[Trecho do exercício]

Dos cultos afro-brasileiros, a umbanda é o que mais reflete a influência do espiritismo kardecista. Ela acredita no carma e na reencarnação.
Os pesquisadores americanos George Mather e Larry Nichols afirmam que as seitas Meninos de Deus e Templo do Povo, fundadas respectivamente por Moisés David (1919-1995) e Jim Jones (1931-1978), ambas nos Estados Unidos, adotam a doutrina da reencarnação. (Talvez isso tenha facilitado o suicídio coletivo de 913 seguidores de Jim Jones, na Guiana, em 1978.)
O mais grave, porém, é que, além dos espíritas assumidos, há milhões de brasileiros que se declaram católicos e espíritas ao mesmo tempo, quando na teoria e na prática, isso é impossível porque são doutrinas antagônicas. Tal aberração levou a 3ª Conferência Geral do Episcopado Latino-Americano, reunida em Puebla de los Angeles, no México, de 28 de janeiro a 13 de fevereiro de 1979, a recomendar que se inclua nos catecismos “um capítulo especial sobre espiritismo e o mandamento divino que proíbe as superstições, a magia e a invocação dos mortos e dos espíritos”. Além disso, a mesma conferência sugeriu que “nas paróquias particularmente infestadas pelo espiritismo”, os sacerdotes “falem dele [do espiritismo] aos fiéis, com caridade mas claramente, explicando a impossibilidade de continuar sendo católicos aderindo-se ao espiritismo”.
Porque cada crente possui uma Bíblia, é estimulado a lê-la e costuma freqüentar a Escola Dominical, onde se estuda a Palavra de Deus, e os cultos, esse problema é bem menor entre os evangélicos. Todavia, com o relaxamento doutrinário atual, com a preocupação demasiada em quantidade de membros e não na qualidade, e com o anúncio de um evangelho fácil sem porta estreita e com muitas promessas de bênçãos temporais e seculares — é certo que os evangélicos vão enfrentar sérios problemas de doutrina e de comportamento. Já há protestantes ditos espíritas. Um deles é Nehemias Marien, ex-pastor da Igreja Presbiteriana do Brasil.

[Ações a realizar]
[A] Transcreva do trecho sobre espiritismo a parte entre "Dos cultos afro-brasileiros, a" e "Guiana, em 1978.)", inclusive.
[B] Segundo o trecho sobre espiritismo, por que o problema é bem menor entre os evangélicos? Responda em uma a três frases.

[Extrato de dados]
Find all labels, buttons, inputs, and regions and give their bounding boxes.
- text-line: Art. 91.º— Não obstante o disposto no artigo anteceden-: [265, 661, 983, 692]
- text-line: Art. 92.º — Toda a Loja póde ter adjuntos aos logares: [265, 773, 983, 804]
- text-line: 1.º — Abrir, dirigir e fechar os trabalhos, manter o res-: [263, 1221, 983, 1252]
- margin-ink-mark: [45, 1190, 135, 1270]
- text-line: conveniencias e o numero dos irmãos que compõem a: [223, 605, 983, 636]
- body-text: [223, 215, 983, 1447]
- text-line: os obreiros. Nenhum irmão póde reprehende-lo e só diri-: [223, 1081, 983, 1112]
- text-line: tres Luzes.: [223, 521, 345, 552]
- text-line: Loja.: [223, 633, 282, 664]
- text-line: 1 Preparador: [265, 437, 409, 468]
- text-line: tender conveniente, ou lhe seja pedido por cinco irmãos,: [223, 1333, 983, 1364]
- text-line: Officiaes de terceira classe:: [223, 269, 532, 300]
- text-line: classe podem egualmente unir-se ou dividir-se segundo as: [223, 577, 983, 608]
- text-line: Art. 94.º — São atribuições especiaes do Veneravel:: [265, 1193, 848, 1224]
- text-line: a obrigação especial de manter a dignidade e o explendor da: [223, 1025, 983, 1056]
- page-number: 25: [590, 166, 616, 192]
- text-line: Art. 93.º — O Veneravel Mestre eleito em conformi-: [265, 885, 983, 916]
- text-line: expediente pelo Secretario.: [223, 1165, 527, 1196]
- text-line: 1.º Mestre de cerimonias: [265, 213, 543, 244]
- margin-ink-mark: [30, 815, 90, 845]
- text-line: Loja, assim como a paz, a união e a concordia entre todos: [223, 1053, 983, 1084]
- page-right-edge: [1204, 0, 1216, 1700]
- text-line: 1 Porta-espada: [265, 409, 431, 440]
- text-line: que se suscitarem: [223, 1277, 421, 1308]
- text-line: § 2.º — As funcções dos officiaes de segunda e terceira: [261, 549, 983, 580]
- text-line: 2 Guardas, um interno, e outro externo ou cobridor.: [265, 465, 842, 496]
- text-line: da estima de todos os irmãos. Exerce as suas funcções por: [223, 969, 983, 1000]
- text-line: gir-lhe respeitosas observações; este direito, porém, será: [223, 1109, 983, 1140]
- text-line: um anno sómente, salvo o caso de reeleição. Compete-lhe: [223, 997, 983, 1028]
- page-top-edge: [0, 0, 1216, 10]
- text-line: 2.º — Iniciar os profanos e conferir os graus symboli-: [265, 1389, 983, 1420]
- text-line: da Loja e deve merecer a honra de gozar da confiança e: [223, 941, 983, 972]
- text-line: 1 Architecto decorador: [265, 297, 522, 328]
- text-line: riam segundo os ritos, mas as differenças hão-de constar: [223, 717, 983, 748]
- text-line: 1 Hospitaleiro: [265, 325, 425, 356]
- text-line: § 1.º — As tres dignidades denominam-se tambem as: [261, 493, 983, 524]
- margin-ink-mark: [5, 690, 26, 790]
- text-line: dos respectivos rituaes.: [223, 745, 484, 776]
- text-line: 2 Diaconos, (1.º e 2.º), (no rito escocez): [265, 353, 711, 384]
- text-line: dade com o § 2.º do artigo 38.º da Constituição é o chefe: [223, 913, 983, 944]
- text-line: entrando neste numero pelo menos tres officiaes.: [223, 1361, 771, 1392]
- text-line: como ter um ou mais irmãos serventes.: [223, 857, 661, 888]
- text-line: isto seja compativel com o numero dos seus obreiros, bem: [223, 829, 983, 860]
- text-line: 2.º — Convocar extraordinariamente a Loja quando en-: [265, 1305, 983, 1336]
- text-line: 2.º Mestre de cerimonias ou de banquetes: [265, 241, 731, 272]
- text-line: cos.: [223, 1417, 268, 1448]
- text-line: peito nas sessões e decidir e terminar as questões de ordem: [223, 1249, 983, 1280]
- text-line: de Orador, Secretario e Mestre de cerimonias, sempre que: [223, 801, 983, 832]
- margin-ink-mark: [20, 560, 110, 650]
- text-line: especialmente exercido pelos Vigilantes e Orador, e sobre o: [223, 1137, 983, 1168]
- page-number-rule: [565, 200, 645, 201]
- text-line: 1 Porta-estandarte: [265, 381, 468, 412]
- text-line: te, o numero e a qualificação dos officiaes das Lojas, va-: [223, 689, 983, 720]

[Respostas do exercício]
[A]
Dos cultos afro-brasileiros, a umbanda é o que mais reflete a influência do espiritismo kardecista. Ela acredita no carma e na reencarnação.
Os pesquisadores americanos George Mather e Larry Nichols afirmam que as seitas Meninos de Deus e Templo do Povo, fundadas respectivamente por Moisés David (1919-1995) e Jim Jones (1931-1978), ambas nos Estados Unidos, adotam a doutrina da reencarnação. (Talvez isso tenha facilitado o suicídio coletivo de 913 seguidores de Jim Jones, na Guiana, em 1978.)

[B] Porque cada crente possui uma Bíblia e é estimulado a lê-la. Além disso, costuma frequentar os cultos e a Escola Dominical, onde se estuda a Palavra de Deus.